■ **To be done**
Determine how many lines of the data below contain "page", then give only that number.

■ **Data records**

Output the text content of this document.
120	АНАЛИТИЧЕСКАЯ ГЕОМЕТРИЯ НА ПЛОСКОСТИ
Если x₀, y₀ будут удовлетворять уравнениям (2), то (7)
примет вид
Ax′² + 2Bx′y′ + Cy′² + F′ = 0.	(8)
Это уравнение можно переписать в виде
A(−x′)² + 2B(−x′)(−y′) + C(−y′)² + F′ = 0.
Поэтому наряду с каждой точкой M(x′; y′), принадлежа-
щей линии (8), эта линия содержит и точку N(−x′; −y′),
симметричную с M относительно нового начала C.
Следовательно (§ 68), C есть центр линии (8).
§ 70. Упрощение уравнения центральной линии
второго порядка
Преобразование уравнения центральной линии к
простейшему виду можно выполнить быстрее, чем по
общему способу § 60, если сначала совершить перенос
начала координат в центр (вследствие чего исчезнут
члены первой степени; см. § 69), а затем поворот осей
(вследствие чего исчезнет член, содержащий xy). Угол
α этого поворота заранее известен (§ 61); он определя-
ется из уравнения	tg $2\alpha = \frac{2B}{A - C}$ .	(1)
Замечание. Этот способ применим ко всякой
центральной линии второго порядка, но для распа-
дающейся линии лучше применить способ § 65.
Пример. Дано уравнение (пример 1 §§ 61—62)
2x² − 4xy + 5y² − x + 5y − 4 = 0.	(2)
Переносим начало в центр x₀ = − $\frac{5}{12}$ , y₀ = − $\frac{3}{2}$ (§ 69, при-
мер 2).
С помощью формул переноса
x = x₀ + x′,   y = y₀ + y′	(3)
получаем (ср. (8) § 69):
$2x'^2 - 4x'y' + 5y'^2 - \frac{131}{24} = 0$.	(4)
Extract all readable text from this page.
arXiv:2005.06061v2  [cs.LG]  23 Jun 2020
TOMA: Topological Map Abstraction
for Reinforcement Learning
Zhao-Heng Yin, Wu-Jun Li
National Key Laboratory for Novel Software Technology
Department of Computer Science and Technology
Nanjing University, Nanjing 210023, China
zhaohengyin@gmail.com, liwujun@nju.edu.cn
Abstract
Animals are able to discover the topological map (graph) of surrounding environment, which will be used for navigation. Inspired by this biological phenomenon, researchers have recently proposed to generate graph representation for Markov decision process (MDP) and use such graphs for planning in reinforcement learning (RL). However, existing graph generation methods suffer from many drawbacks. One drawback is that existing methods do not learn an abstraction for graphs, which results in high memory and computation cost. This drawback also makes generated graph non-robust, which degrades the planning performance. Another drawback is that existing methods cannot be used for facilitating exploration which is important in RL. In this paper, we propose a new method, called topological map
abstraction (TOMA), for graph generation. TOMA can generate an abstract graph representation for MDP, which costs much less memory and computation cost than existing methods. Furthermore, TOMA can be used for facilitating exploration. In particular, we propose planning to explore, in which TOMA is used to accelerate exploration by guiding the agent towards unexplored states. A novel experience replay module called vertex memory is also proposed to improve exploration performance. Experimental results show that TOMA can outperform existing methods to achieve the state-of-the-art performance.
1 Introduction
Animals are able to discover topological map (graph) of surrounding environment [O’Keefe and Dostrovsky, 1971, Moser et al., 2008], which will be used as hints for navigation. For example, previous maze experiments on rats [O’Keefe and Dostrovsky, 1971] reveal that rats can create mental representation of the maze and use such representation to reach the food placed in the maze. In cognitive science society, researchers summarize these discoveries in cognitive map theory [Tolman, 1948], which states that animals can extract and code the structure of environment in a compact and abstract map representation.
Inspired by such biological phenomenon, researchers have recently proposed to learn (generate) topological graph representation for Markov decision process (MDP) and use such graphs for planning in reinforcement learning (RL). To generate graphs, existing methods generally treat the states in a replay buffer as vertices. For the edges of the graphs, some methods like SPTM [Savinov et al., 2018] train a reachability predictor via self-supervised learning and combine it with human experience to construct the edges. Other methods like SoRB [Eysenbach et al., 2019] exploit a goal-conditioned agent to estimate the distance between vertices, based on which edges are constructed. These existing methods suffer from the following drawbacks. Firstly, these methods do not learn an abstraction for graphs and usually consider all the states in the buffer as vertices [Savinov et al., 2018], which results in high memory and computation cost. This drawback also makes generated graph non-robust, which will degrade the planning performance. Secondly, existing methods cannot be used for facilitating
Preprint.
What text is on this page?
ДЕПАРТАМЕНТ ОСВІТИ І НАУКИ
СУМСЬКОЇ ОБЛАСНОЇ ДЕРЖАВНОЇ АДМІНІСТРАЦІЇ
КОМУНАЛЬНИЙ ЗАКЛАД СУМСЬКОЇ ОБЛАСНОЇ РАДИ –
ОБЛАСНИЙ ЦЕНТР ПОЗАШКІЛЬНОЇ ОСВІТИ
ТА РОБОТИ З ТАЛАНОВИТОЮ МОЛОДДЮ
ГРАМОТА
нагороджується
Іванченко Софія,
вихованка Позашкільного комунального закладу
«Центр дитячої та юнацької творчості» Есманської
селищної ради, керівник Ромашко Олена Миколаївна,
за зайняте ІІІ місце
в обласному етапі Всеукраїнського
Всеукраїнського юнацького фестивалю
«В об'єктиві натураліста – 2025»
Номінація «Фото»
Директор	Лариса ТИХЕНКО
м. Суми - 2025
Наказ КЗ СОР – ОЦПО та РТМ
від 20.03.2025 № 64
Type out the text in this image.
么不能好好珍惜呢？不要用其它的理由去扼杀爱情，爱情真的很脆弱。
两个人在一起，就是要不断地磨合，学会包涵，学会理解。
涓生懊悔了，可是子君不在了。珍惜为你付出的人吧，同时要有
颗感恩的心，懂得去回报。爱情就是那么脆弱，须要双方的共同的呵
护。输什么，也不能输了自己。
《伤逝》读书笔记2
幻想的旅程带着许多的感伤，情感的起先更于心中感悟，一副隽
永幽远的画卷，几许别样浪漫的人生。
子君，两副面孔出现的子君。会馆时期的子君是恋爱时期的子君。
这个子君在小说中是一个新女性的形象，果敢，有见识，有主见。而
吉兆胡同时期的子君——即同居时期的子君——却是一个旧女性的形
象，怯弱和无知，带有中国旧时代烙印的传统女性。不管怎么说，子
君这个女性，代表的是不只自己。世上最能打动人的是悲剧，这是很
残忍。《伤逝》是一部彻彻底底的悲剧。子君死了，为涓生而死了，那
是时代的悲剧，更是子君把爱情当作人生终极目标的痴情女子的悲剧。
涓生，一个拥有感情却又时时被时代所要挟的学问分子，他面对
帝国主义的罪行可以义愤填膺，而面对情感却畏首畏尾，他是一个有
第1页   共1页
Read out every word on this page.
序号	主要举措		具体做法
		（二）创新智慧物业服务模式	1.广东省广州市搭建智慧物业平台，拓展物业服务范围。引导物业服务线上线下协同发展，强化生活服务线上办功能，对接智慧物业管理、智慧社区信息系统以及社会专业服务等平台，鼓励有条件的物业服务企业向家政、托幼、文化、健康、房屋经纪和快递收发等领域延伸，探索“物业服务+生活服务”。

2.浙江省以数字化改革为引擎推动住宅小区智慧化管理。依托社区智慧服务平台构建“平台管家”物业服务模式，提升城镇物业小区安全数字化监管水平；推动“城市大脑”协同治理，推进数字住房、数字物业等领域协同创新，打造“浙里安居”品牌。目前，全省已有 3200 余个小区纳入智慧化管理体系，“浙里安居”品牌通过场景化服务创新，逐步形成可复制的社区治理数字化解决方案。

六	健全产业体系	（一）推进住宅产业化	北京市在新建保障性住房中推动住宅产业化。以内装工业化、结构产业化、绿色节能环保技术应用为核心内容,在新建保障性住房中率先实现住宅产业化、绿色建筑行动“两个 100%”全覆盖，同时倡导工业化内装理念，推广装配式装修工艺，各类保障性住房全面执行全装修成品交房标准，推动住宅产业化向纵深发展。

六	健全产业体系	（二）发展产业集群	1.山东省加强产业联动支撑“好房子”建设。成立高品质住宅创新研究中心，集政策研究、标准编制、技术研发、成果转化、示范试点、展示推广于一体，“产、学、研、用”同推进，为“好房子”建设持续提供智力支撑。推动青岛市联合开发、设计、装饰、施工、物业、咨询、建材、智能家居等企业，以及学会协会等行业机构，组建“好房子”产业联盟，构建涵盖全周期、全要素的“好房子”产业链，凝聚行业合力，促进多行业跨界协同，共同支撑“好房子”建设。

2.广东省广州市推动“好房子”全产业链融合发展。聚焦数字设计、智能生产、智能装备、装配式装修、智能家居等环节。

■ **Answer for the task**
3